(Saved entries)
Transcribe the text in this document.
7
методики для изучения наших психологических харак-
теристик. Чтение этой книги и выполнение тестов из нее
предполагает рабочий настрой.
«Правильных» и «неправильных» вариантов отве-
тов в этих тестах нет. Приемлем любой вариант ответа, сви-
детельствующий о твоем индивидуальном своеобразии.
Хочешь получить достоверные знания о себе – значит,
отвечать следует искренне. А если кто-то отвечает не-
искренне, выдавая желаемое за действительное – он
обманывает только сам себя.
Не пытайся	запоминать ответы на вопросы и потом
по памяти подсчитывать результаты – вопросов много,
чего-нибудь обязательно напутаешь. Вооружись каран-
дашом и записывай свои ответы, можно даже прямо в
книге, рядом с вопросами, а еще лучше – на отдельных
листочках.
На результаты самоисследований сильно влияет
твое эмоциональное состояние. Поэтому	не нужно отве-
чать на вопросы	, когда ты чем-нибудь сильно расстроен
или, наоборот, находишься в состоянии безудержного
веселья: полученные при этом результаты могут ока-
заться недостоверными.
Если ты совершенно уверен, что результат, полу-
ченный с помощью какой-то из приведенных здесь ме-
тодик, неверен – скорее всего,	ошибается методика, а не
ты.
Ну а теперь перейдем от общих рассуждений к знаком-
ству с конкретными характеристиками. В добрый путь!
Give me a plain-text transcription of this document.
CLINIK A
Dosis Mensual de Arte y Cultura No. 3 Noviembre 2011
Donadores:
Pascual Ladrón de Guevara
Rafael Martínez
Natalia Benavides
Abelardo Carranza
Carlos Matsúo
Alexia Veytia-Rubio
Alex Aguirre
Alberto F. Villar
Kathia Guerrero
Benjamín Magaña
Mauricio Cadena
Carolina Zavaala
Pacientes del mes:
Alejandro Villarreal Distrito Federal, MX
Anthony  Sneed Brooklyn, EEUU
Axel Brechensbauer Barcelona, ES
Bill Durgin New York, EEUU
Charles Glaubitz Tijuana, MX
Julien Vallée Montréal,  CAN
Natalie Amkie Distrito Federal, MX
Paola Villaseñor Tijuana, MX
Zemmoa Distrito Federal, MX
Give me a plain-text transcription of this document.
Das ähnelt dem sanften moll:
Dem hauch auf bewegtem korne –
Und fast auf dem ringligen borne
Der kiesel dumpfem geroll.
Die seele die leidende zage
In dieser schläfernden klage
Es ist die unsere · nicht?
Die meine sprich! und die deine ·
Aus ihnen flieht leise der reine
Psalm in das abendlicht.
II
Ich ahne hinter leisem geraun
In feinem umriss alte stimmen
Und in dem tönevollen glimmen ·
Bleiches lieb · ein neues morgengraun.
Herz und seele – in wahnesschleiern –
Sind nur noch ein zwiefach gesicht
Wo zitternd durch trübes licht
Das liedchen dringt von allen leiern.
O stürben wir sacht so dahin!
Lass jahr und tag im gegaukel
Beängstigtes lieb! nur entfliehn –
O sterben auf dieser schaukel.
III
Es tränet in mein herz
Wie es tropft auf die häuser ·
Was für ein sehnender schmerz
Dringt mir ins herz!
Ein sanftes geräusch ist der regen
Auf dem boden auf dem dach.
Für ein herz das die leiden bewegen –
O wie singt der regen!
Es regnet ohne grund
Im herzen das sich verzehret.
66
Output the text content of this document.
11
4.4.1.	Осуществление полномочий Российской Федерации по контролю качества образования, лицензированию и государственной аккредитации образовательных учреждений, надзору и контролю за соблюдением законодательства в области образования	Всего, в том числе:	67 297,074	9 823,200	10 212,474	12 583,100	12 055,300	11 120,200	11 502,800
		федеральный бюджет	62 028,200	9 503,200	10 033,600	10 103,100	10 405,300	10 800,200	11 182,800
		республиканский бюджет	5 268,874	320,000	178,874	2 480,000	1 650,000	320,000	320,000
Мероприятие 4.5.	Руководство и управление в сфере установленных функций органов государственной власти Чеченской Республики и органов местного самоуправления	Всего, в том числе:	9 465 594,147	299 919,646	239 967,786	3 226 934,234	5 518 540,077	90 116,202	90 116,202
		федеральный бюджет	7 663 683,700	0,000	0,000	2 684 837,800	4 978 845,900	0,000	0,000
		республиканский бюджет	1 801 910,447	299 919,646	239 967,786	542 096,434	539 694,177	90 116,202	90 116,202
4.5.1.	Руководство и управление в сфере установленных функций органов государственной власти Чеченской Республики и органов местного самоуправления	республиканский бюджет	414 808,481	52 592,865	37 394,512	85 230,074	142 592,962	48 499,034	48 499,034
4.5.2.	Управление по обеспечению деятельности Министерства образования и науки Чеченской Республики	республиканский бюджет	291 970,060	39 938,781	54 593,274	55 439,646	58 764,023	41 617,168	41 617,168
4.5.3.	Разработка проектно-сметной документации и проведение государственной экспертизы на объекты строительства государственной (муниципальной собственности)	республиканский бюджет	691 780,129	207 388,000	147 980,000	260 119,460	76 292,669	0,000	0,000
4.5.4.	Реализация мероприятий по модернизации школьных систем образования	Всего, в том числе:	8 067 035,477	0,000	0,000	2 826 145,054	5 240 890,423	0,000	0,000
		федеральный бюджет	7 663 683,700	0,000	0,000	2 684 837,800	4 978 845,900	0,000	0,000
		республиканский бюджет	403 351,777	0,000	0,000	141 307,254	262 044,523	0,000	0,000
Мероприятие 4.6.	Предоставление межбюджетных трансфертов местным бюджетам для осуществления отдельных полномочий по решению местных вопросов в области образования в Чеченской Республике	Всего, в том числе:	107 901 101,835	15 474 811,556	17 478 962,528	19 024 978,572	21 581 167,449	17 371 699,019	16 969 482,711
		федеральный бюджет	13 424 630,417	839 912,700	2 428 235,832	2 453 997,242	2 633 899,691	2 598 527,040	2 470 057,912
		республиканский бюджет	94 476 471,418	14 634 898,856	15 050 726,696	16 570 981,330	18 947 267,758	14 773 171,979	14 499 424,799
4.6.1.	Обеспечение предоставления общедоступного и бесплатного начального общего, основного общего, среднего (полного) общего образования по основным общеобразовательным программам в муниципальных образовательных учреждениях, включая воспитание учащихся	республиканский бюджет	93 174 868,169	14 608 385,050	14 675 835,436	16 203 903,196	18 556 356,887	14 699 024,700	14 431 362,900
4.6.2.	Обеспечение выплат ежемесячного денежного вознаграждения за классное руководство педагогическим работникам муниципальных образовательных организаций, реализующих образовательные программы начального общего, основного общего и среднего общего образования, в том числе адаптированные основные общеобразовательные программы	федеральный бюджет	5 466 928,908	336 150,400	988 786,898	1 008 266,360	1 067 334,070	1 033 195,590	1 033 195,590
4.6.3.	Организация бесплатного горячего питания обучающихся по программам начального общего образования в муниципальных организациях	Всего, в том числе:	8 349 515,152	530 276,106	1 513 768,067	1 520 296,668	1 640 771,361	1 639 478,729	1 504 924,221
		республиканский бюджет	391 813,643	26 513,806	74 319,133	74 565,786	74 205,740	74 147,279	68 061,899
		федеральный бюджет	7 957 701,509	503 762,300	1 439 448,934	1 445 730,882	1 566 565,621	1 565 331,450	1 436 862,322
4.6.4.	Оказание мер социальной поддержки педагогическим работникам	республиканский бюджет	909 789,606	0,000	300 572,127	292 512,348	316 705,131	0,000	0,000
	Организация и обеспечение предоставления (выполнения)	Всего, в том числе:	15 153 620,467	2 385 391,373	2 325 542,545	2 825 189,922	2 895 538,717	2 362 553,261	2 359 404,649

- _Problem details_: Output the records above in their entirety, exactly.

- _Result of the task_:
Transcribe the text in this document.
7
методики для изучения наших психологических харак-
теристик. Чтение этой книги и выполнение тестов из нее
предполагает рабочий настрой.
«Правильных» и «неправильных» вариантов отве-
тов в этих тестах нет. Приемлем любой вариант ответа, сви-
детельствующий о твоем индивидуальном своеобразии.
Хочешь получить достоверные знания о себе – значит,
отвечать следует искренне. А если кто-то отвечает не-
искренне, выдавая желаемое за действительное – он
обманывает только сам себя.
Не пытайся	запоминать ответы на вопросы и потом
по памяти подсчитывать результаты – вопросов много,
чего-нибудь обязательно напутаешь. Вооружись каран-
дашом и записывай свои ответы, можно даже прямо в
книге, рядом с вопросами, а еще лучше – на отдельных
листочках.
На результаты самоисследований сильно влияет
твое эмоциональное состояние. Поэтому	не нужно отве-
чать на вопросы	, когда ты чем-нибудь сильно расстроен
или, наоборот, находишься в состоянии безудержного
веселья: полученные при этом результаты могут ока-
заться недостоверными.
Если ты совершенно уверен, что результат, полу-
ченный с помощью какой-то из приведенных здесь ме-
тодик, неверен – скорее всего,	ошибается методика, а не
ты.
Ну а теперь перейдем от общих рассуждений к знаком-
ству с конкретными характеристиками. В добрый путь!
Give me a plain-text transcription of this document.
CLINIK A
Dosis Mensual de Arte y Cultura No. 3 Noviembre 2011
Donadores:
Pascual Ladrón de Guevara
Rafael Martínez
Natalia Benavides
Abelardo Carranza
Carlos Matsúo
Alexia Veytia-Rubio
Alex Aguirre
Alberto F. Villar
Kathia Guerrero
Benjamín Magaña
Mauricio Cadena
Carolina Zavaala
Pacientes del mes:
Alejandro Villarreal Distrito Federal, MX
Anthony  Sneed Brooklyn, EEUU
Axel Brechensbauer Barcelona, ES
Bill Durgin New York, EEUU
Charles Glaubitz Tijuana, MX
Julien Vallée Montréal,  CAN
Natalie Amkie Distrito Federal, MX
Paola Villaseñor Tijuana, MX
Zemmoa Distrito Federal, MX
Give me a plain-text transcription of this document.
Das ähnelt dem sanften moll:
Dem hauch auf bewegtem korne –
Und fast auf dem ringligen borne
Der kiesel dumpfem geroll.
Die seele die leidende zage
In dieser schläfernden klage
Es ist die unsere · nicht?
Die meine sprich! und die deine ·
Aus ihnen flieht leise der reine
Psalm in das abendlicht.
II
Ich ahne hinter leisem geraun
In feinem umriss alte stimmen
Und in dem tönevollen glimmen ·
Bleiches lieb · ein neues morgengraun.
Herz und seele – in wahnesschleiern –
Sind nur noch ein zwiefach gesicht
Wo zitternd durch trübes licht
Das liedchen dringt von allen leiern.
O stürben wir sacht so dahin!
Lass jahr und tag im gegaukel
Beängstigtes lieb! nur entfliehn –
O sterben auf dieser schaukel.
III
Es tränet in mein herz
Wie es tropft auf die häuser ·
Was für ein sehnender schmerz
Dringt mir ins herz!
Ein sanftes geräusch ist der regen
Auf dem boden auf dem dach.
Für ein herz das die leiden bewegen –
O wie singt der regen!
Es regnet ohne grund
Im herzen das sich verzehret.
66
Output the text content of this document.
11
4.4.1.	Осуществление полномочий Российской Федерации по контролю качества образования, лицензированию и государственной аккредитации образовательных учреждений, надзору и контролю за соблюдением законодательства в области образования	Всего, в том числе:	67 297,074	9 823,200	10 212,474	12 583,100	12 055,300	11 120,200	11 502,800
		федеральный бюджет	62 028,200	9 503,200	10 033,600	10 103,100	10 405,300	10 800,200	11 182,800
		республиканский бюджет	5 268,874	320,000	178,874	2 480,000	1 650,000	320,000	320,000
Мероприятие 4.5.	Руководство и управление в сфере установленных функций органов государственной власти Чеченской Республики и органов местного самоуправления	Всего, в том числе:	9 465 594,147	299 919,646	239 967,786	3 226 934,234	5 518 540,077	90 116,202	90 116,202
		федеральный бюджет	7 663 683,700	0,000	0,000	2 684 837,800	4 978 845,900	0,000	0,000
		республиканский бюджет	1 801 910,447	299 919,646	239 967,786	542 096,434	539 694,177	90 116,202	90 116,202
4.5.1.	Руководство и управление в сфере установленных функций органов государственной власти Чеченской Республики и органов местного самоуправления	республиканский бюджет	414 808,481	52 592,865	37 394,512	85 230,074	142 592,962	48 499,034	48 499,034
4.5.2.	Управление по обеспечению деятельности Министерства образования и науки Чеченской Республики	республиканский бюджет	291 970,060	39 938,781	54 593,274	55 439,646	58 764,023	41 617,168	41 617,168
4.5.3.	Разработка проектно-сметной документации и проведение государственной экспертизы на объекты строительства государственной (муниципальной собственности)	республиканский бюджет	691 780,129	207 388,000	147 980,000	260 119,460	76 292,669	0,000	0,000
4.5.4.	Реализация мероприятий по модернизации школьных систем образования	Всего, в том числе:	8 067 035,477	0,000	0,000	2 826 145,054	5 240 890,423	0,000	0,000
		федеральный бюджет	7 663 683,700	0,000	0,000	2 684 837,800	4 978 845,900	0,000	0,000
		республиканский бюджет	403 351,777	0,000	0,000	141 307,254	262 044,523	0,000	0,000
Мероприятие 4.6.	Предоставление межбюджетных трансфертов местным бюджетам для осуществления отдельных полномочий по решению местных вопросов в области образования в Чеченской Республике	Всего, в том числе:	107 901 101,835	15 474 811,556	17 478 962,528	19 024 978,572	21 581 167,449	17 371 699,019	16 969 482,711
		федеральный бюджет	13 424 630,417	839 912,700	2 428 235,832	2 453 997,242	2 633 899,691	2 598 527,040	2 470 057,912
		республиканский бюджет	94 476 471,418	14 634 898,856	15 050 726,696	16 570 981,330	18 947 267,758	14 773 171,979	14 499 424,799
4.6.1.	Обеспечение предоставления общедоступного и бесплатного начального общего, основного общего, среднего (полного) общего образования по основным общеобразовательным программам в муниципальных образовательных учреждениях, включая воспитание учащихся	республиканский бюджет	93 174 868,169	14 608 385,050	14 675 835,436	16 203 903,196	18 556 356,887	14 699 024,700	14 431 362,900
4.6.2.	Обеспечение выплат ежемесячного денежного вознаграждения за классное руководство педагогическим работникам муниципальных образовательных организаций, реализующих образовательные программы начального общего, основного общего и среднего общего образования, в том числе адаптированные основные общеобразовательные программы	федеральный бюджет	5 466 928,908	336 150,400	988 786,898	1 008 266,360	1 067 334,070	1 033 195,590	1 033 195,590
4.6.3.	Организация бесплатного горячего питания обучающихся по программам начального общего образования в муниципальных организациях	Всего, в том числе:	8 349 515,152	530 276,106	1 513 768,067	1 520 296,668	1 640 771,361	1 639 478,729	1 504 924,221
		республиканский бюджет	391 813,643	26 513,806	74 319,133	74 565,786	74 205,740	74 147,279	68 061,899
		федеральный бюджет	7 957 701,509	503 762,300	1 439 448,934	1 445 730,882	1 566 565,621	1 565 331,450	1 436 862,322
4.6.4.	Оказание мер социальной поддержки педагогическим работникам	республиканский бюджет	909 789,606	0,000	300 572,127	292 512,348	316 705,131	0,000	0,000
	Организация и обеспечение предоставления (выполнения)	Всего, в том числе:	15 153 620,467	2 385 391,373	2 325 542,545	2 825 189,922	2 895 538,717	2 362 553,261	2 359 404,649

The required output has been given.